Stored dataset items
= = = = =
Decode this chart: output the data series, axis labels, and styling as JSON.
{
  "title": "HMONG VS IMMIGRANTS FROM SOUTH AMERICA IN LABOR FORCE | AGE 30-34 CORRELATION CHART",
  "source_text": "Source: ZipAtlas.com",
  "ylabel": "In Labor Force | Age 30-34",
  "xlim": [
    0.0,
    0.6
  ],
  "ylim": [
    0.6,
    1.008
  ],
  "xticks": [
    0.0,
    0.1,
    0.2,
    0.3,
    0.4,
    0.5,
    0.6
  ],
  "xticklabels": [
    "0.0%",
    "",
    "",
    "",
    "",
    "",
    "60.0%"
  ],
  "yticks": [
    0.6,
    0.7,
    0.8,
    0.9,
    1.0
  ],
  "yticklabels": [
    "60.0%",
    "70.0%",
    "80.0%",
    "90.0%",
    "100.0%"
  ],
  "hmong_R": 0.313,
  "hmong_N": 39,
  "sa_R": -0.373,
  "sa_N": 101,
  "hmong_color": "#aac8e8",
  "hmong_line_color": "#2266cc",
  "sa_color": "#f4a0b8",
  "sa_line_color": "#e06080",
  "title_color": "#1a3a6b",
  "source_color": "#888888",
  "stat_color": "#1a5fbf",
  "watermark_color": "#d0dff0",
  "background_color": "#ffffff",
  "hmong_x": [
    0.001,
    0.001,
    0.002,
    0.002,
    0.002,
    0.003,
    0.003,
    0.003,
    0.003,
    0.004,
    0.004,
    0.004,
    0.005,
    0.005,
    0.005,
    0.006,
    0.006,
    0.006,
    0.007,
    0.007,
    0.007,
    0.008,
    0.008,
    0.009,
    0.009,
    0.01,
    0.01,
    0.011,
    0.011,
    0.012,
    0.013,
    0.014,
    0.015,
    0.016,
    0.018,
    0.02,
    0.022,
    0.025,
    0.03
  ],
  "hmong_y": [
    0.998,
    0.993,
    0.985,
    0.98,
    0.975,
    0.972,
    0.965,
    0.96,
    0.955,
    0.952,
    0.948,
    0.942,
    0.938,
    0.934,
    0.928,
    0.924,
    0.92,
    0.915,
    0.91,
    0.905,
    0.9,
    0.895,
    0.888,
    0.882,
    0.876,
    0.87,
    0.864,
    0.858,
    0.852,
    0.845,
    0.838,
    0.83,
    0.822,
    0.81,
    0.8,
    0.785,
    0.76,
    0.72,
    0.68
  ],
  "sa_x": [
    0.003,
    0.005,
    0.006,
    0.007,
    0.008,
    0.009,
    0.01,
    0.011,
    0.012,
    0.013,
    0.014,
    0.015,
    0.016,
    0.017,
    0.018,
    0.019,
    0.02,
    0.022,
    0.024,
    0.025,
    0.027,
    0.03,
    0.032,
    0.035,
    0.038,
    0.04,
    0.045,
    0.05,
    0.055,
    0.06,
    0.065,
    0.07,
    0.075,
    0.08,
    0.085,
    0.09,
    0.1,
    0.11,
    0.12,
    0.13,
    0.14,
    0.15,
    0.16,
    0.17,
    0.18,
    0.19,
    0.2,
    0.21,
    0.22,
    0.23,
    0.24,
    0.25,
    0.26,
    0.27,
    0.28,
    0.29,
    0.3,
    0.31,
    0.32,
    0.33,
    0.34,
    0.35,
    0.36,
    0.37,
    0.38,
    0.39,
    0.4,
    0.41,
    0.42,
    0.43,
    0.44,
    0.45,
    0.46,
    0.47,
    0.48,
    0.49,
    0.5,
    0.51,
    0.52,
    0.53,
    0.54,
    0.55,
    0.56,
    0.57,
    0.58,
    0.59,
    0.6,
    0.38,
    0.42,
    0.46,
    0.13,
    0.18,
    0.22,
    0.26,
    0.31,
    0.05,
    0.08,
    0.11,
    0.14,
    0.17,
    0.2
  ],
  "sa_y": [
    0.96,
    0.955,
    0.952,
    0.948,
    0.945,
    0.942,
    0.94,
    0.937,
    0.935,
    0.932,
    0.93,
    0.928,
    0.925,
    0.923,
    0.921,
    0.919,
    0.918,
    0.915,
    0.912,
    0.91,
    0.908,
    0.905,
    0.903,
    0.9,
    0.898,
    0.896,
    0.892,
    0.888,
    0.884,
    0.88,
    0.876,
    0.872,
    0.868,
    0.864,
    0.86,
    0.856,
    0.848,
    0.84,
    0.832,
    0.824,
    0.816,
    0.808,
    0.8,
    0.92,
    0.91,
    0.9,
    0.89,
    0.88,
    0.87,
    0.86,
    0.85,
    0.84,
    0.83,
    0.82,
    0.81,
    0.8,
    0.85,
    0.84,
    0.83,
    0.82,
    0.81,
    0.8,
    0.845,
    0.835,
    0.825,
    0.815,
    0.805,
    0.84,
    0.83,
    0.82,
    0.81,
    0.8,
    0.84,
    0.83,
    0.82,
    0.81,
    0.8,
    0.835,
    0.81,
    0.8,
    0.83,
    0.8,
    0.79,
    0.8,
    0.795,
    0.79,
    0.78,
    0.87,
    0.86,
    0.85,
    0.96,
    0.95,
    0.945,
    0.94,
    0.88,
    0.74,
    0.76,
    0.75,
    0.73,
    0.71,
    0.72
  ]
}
= = = = =
Your task
Write out all records exactly, keeping every detail.

Written reply
Decode this chart: output the data series, axis labels, and styling as JSON.
{
  "title": "HMONG VS IMMIGRANTS FROM SOUTH AMERICA IN LABOR FORCE | AGE 30-34 CORRELATION CHART",
  "source_text": "Source: ZipAtlas.com",
  "ylabel": "In Labor Force | Age 30-34",
  "xlim": [
    0.0,
    0.6
  ],
  "ylim": [
    0.6,
    1.008
  ],
  "xticks": [
    0.0,
    0.1,
    0.2,
    0.3,
    0.4,
    0.5,
    0.6
  ],
  "xticklabels": [
    "0.0%",
    "",
    "",
    "",
    "",
    "",
    "60.0%"
  ],
  "yticks": [
    0.6,
    0.7,
    0.8,
    0.9,
    1.0
  ],
  "yticklabels": [
    "60.0%",
    "70.0%",
    "80.0%",
    "90.0%",
    "100.0%"
  ],
  "hmong_R": 0.313,
  "hmong_N": 39,
  "sa_R": -0.373,
  "sa_N": 101,
  "hmong_color": "#aac8e8",
  "hmong_line_color": "#2266cc",
  "sa_color": "#f4a0b8",
  "sa_line_color": "#e06080",
  "title_color": "#1a3a6b",
  "source_color": "#888888",
  "stat_color": "#1a5fbf",
  "watermark_color": "#d0dff0",
  "background_color": "#ffffff",
  "hmong_x": [
    0.001,
    0.001,
    0.002,
    0.002,
    0.002,
    0.003,
    0.003,
    0.003,
    0.003,
    0.004,
    0.004,
    0.004,
    0.005,
    0.005,
    0.005,
    0.006,
    0.006,
    0.006,
    0.007,
    0.007,
    0.007,
    0.008,
    0.008,
    0.009,
    0.009,
    0.01,
    0.01,
    0.011,
    0.011,
    0.012,
    0.013,
    0.014,
    0.015,
    0.016,
    0.018,
    0.02,
    0.022,
    0.025,
    0.03
  ],
  "hmong_y": [
    0.998,
    0.993,
    0.985,
    0.98,
    0.975,
    0.972,
    0.965,
    0.96,
    0.955,
    0.952,
    0.948,
    0.942,
    0.938,
    0.934,
    0.928,
    0.924,
    0.92,
    0.915,
    0.91,
    0.905,
    0.9,
    0.895,
    0.888,
    0.882,
    0.876,
    0.87,
    0.864,
    0.858,
    0.852,
    0.845,
    0.838,
    0.83,
    0.822,
    0.81,
    0.8,
    0.785,
    0.76,
    0.72,
    0.68
  ],
  "sa_x": [
    0.003,
    0.005,
    0.006,
    0.007,
    0.008,
    0.009,
    0.01,
    0.011,
    0.012,
    0.013,
    0.014,
    0.015,
    0.016,
    0.017,
    0.018,
    0.019,
    0.02,
    0.022,
    0.024,
    0.025,
    0.027,
    0.03,
    0.032,
    0.035,
    0.038,
    0.04,
    0.045,
    0.05,
    0.055,
    0.06,
    0.065,
    0.07,
    0.075,
    0.08,
    0.085,
    0.09,
    0.1,
    0.11,
    0.12,
    0.13,
    0.14,
    0.15,
    0.16,
    0.17,
    0.18,
    0.19,
    0.2,
    0.21,
    0.22,
    0.23,
    0.24,
    0.25,
    0.26,
    0.27,
    0.28,
    0.29,
    0.3,
    0.31,
    0.32,
    0.33,
    0.34,
    0.35,
    0.36,
    0.37,
    0.38,
    0.39,
    0.4,
    0.41,
    0.42,
    0.43,
    0.44,
    0.45,
    0.46,
    0.47,
    0.48,
    0.49,
    0.5,
    0.51,
    0.52,
    0.53,
    0.54,
    0.55,
    0.56,
    0.57,
    0.58,
    0.59,
    0.6,
    0.38,
    0.42,
    0.46,
    0.13,
    0.18,
    0.22,
    0.26,
    0.31,
    0.05,
    0.08,
    0.11,
    0.14,
    0.17,
    0.2
  ],
  "sa_y": [
    0.96,
    0.955,
    0.952,
    0.948,
    0.945,
    0.942,
    0.94,
    0.937,
    0.935,
    0.932,
    0.93,
    0.928,
    0.925,
    0.923,
    0.921,
    0.919,
    0.918,
    0.915,
    0.912,
    0.91,
    0.908,
    0.905,
    0.903,
    0.9,
    0.898,
    0.896,
    0.892,
    0.888,
    0.884,
    0.88,
    0.876,
    0.872,
    0.868,
    0.864,
    0.86,
    0.856,
    0.848,
    0.84,
    0.832,
    0.824,
    0.816,
    0.808,
    0.8,
    0.92,
    0.91,
    0.9,
    0.89,
    0.88,
    0.87,
    0.86,
    0.85,
    0.84,
    0.83,
    0.82,
    0.81,
    0.8,
    0.85,
    0.84,
    0.83,
    0.82,
    0.81,
    0.8,
    0.845,
    0.835,
    0.825,
    0.815,
    0.805,
    0.84,
    0.83,
    0.82,
    0.81,
    0.8,
    0.84,
    0.83,
    0.82,
    0.81,
    0.8,
    0.835,
    0.81,
    0.8,
    0.83,
    0.8,
    0.79,
    0.8,
    0.795,
    0.79,
    0.78,
    0.87,
    0.86,
    0.85,
    0.96,
    0.95,
    0.945,
    0.94,
    0.88,
    0.74,
    0.76,
    0.75,
    0.73,
    0.71,
    0.72
  ]
}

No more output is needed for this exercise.